Records to process:
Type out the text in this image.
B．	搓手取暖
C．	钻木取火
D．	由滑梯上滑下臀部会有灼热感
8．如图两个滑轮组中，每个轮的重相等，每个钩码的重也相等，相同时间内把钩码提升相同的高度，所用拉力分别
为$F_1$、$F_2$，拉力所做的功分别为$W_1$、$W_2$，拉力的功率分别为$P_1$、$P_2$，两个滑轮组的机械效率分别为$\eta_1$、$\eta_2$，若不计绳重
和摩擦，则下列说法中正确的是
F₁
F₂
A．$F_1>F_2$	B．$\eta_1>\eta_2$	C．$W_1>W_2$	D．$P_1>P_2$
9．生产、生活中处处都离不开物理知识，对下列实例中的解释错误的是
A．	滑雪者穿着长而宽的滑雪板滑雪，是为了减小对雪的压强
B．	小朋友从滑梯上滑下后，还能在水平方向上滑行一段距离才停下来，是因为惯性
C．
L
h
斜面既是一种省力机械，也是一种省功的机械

Task prompt: Give every line of the material again, exactly as it reads.

Exercise answer:
Type out the text in this image.
B．	搓手取暖
C．	钻木取火
D．	由滑梯上滑下臀部会有灼热感
8．如图两个滑轮组中，每个轮的重相等，每个钩码的重也相等，相同时间内把钩码提升相同的高度，所用拉力分别
为$F_1$、$F_2$，拉力所做的功分别为$W_1$、$W_2$，拉力的功率分别为$P_1$、$P_2$，两个滑轮组的机械效率分别为$\eta_1$、$\eta_2$，若不计绳重
和摩擦，则下列说法中正确的是
F₁
F₂
A．$F_1>F_2$	B．$\eta_1>\eta_2$	C．$W_1>W_2$	D．$P_1>P_2$
9．生产、生活中处处都离不开物理知识，对下列实例中的解释错误的是
A．	滑雪者穿着长而宽的滑雪板滑雪，是为了减小对雪的压强
B．	小朋友从滑梯上滑下后，还能在水平方向上滑行一段距离才停下来，是因为惯性
C．
L
h
斜面既是一种省力机械，也是一种省功的机械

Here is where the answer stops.